• DATASET EXTRACT:
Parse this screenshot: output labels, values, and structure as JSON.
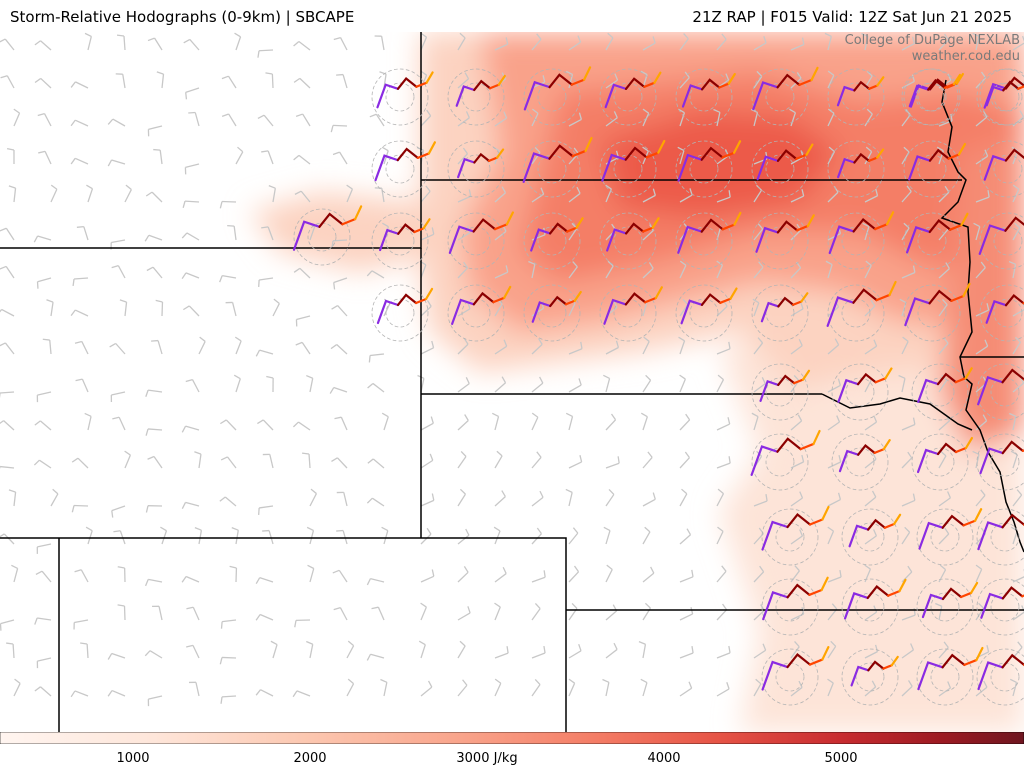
{
  "header": {
    "title_left": "Storm-Relative Hodographs (0-9km) | SBCAPE",
    "title_right": "21Z RAP | F015 Valid: 12Z Sat Jun 21 2025"
  },
  "credit": {
    "line1": "College of DuPage NEXLAB",
    "line2": "weather.cod.edu"
  },
  "colorbar": {
    "unit": "J/kg",
    "tick_labels": [
      "1000",
      "2000",
      "3000 J/kg",
      "4000",
      "5000"
    ],
    "colors": [
      "#fff5f0",
      "#fee0d2",
      "#fcbba1",
      "#fc9272",
      "#fb6a4a",
      "#ef3b2c",
      "#cb181d",
      "#a50f15",
      "#67000d"
    ]
  },
  "hodograph_colors": {
    "segment_0_3km": "#8a2be2",
    "segment_3_6km": "#8b0000",
    "segment_6_7km": "#ff4500",
    "segment_7_9km": "#ffa500"
  },
  "map_colors": {
    "state_borders": "#000000",
    "wind_barbs": "#c8c8c8",
    "range_rings": "#b4b4b4"
  }
}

• REQUEST: Repeat the data in full and exactly. Omit pictures.

• FINAL ANSWER:
Parse this screenshot: output labels, values, and structure as JSON.
{
  "header": {
    "title_left": "Storm-Relative Hodographs (0-9km) | SBCAPE",
    "title_right": "21Z RAP | F015 Valid: 12Z Sat Jun 21 2025"
  },
  "credit": {
    "line1": "College of DuPage NEXLAB",
    "line2": "weather.cod.edu"
  },
  "colorbar": {
    "unit": "J/kg",
    "tick_labels": [
      "1000",
      "2000",
      "3000 J/kg",
      "4000",
      "5000"
    ],
    "colors": [
      "#fff5f0",
      "#fee0d2",
      "#fcbba1",
      "#fc9272",
      "#fb6a4a",
      "#ef3b2c",
      "#cb181d",
      "#a50f15",
      "#67000d"
    ]
  },
  "hodograph_colors": {
    "segment_0_3km": "#8a2be2",
    "segment_3_6km": "#8b0000",
    "segment_6_7km": "#ff4500",
    "segment_7_9km": "#ffa500"
  },
  "map_colors": {
    "state_borders": "#000000",
    "wind_barbs": "#c8c8c8",
    "range_rings": "#b4b4b4"
  }
}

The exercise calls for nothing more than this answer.